---------- Records provided ----------

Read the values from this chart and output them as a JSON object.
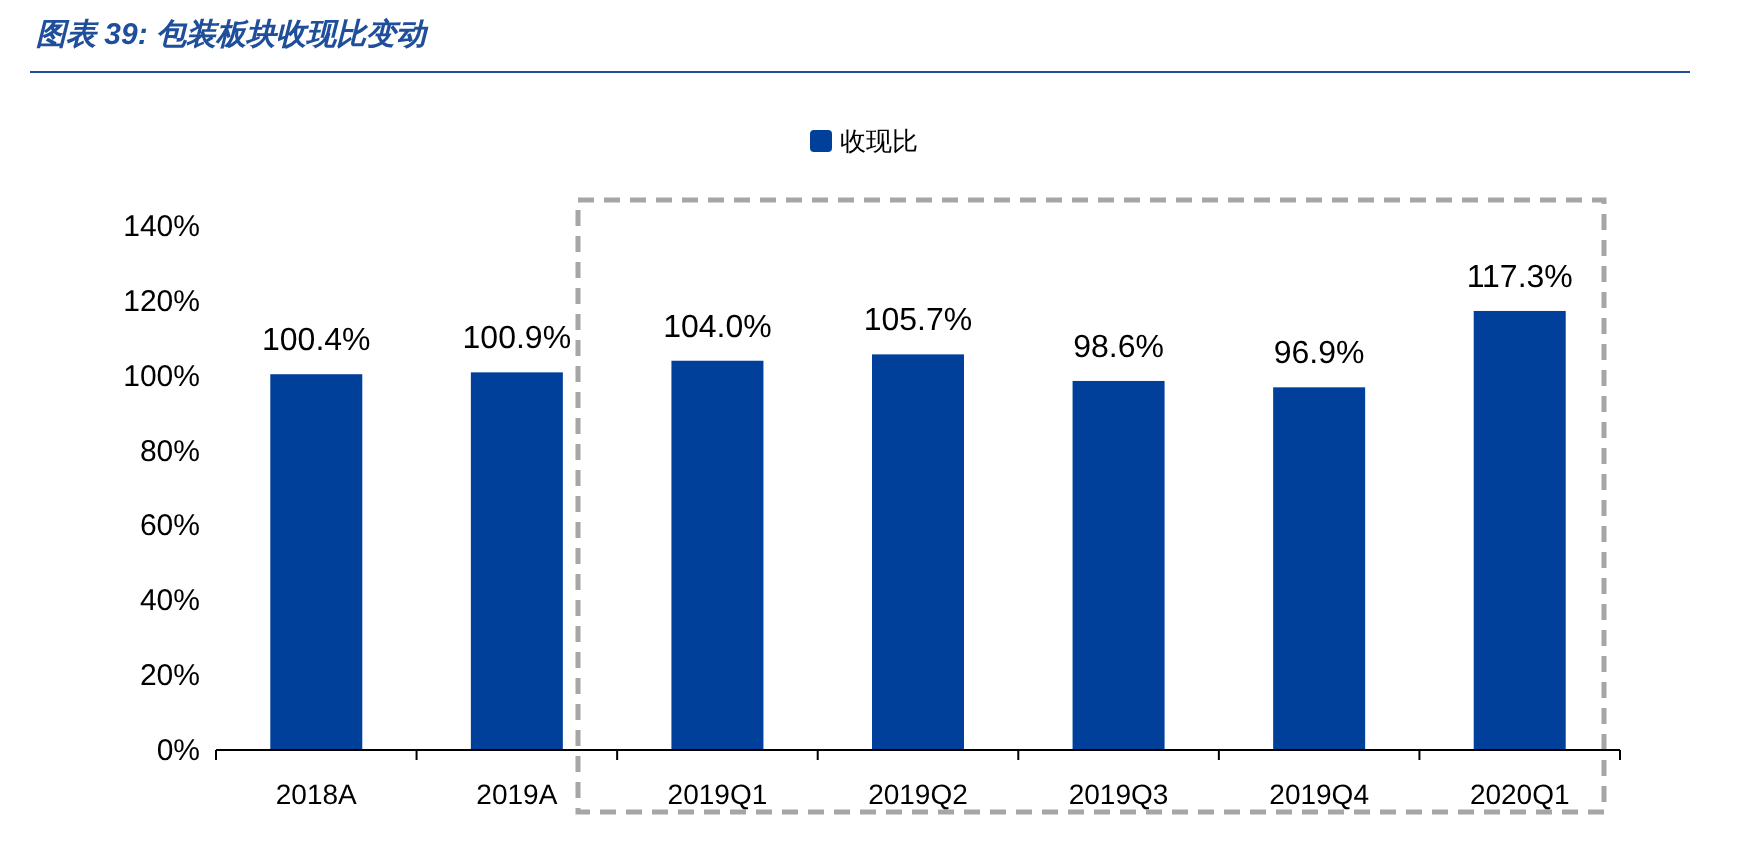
{
  "chart_data": {
    "type": "bar",
    "title": "图表 39: 包装板块收现比变动",
    "categories": [
      "2018A",
      "2019A",
      "2019Q1",
      "2019Q2",
      "2019Q3",
      "2019Q4",
      "2020Q1"
    ],
    "series": [
      {
        "name": "收现比",
        "color": "#00409a",
        "values": [
          100.4,
          100.9,
          104.0,
          105.7,
          98.6,
          96.9,
          117.3
        ],
        "value_labels": [
          "100.4%",
          "100.9%",
          "104.0%",
          "105.7%",
          "98.6%",
          "96.9%",
          "117.3%"
        ]
      }
    ],
    "ylim": [
      0,
      140
    ],
    "yticks": [
      {
        "value": 0,
        "label": "0%"
      },
      {
        "value": 20,
        "label": "20%"
      },
      {
        "value": 40,
        "label": "40%"
      },
      {
        "value": 60,
        "label": "60%"
      },
      {
        "value": 80,
        "label": "80%"
      },
      {
        "value": 100,
        "label": "100%"
      },
      {
        "value": 120,
        "label": "120%"
      },
      {
        "value": 140,
        "label": "140%"
      }
    ],
    "grid": false,
    "legend": "top"
  }
}
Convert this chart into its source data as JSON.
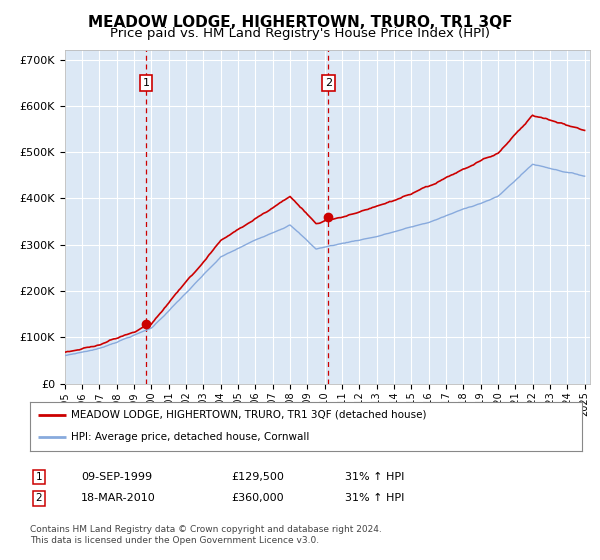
{
  "title": "MEADOW LODGE, HIGHERTOWN, TRURO, TR1 3QF",
  "subtitle": "Price paid vs. HM Land Registry's House Price Index (HPI)",
  "title_fontsize": 11,
  "subtitle_fontsize": 9.5,
  "bg_color": "#dce8f5",
  "fig_bg_color": "#ffffff",
  "grid_color": "#ffffff",
  "sale1_year": 1999.69,
  "sale1_price": 129500,
  "sale2_year": 2010.21,
  "sale2_price": 360000,
  "ylim": [
    0,
    720000
  ],
  "yticks": [
    0,
    100000,
    200000,
    300000,
    400000,
    500000,
    600000,
    700000
  ],
  "ytick_labels": [
    "£0",
    "£100K",
    "£200K",
    "£300K",
    "£400K",
    "£500K",
    "£600K",
    "£700K"
  ],
  "red_line_color": "#cc0000",
  "blue_line_color": "#88aadd",
  "legend_label_red": "MEADOW LODGE, HIGHERTOWN, TRURO, TR1 3QF (detached house)",
  "legend_label_blue": "HPI: Average price, detached house, Cornwall",
  "footnote": "Contains HM Land Registry data © Crown copyright and database right 2024.\nThis data is licensed under the Open Government Licence v3.0.",
  "table_row1": [
    "1",
    "09-SEP-1999",
    "£129,500",
    "31% ↑ HPI"
  ],
  "table_row2": [
    "2",
    "18-MAR-2010",
    "£360,000",
    "31% ↑ HPI"
  ]
}
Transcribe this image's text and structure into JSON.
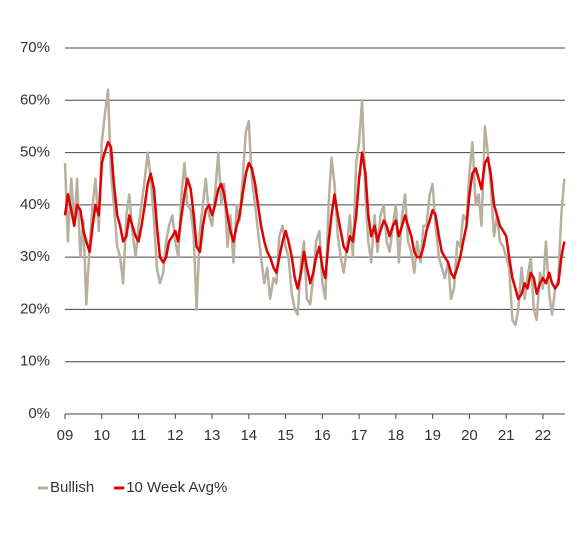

----------

What you need to do =
Pictures are not part of the copy. Extract exactly the lines from the line containing "Convert this chart" through the final line of the entries above, both included.

Final answer =
Convert this chart into its source data as JSON.
{
  "title": "MEADOW LODGE, HIGHERTOWN, TRURO, TR1 3QF",
  "subtitle": "Price paid vs. HM Land Registry's House Price Index (HPI)",
  "title_fontsize": 11,
  "subtitle_fontsize": 9.5,
  "bg_color": "#dce8f5",
  "fig_bg_color": "#ffffff",
  "grid_color": "#ffffff",
  "sale1_year": 1999.69,
  "sale1_price": 129500,
  "sale2_year": 2010.21,
  "sale2_price": 360000,
  "ylim": [
    0,
    720000
  ],
  "yticks": [
    0,
    100000,
    200000,
    300000,
    400000,
    500000,
    600000,
    700000
  ],
  "ytick_labels": [
    "£0",
    "£100K",
    "£200K",
    "£300K",
    "£400K",
    "£500K",
    "£600K",
    "£700K"
  ],
  "red_line_color": "#cc0000",
  "blue_line_color": "#88aadd",
  "legend_label_red": "MEADOW LODGE, HIGHERTOWN, TRURO, TR1 3QF (detached house)",
  "legend_label_blue": "HPI: Average price, detached house, Cornwall",
  "footnote": "Contains HM Land Registry data © Crown copyright and database right 2024.\nThis data is licensed under the Open Government Licence v3.0.",
  "table_row1": [
    "1",
    "09-SEP-1999",
    "£129,500",
    "31% ↑ HPI"
  ],
  "table_row2": [
    "2",
    "18-MAR-2010",
    "£360,000",
    "31% ↑ HPI"
  ]
}
Transcribe this image's text and structure into JSON.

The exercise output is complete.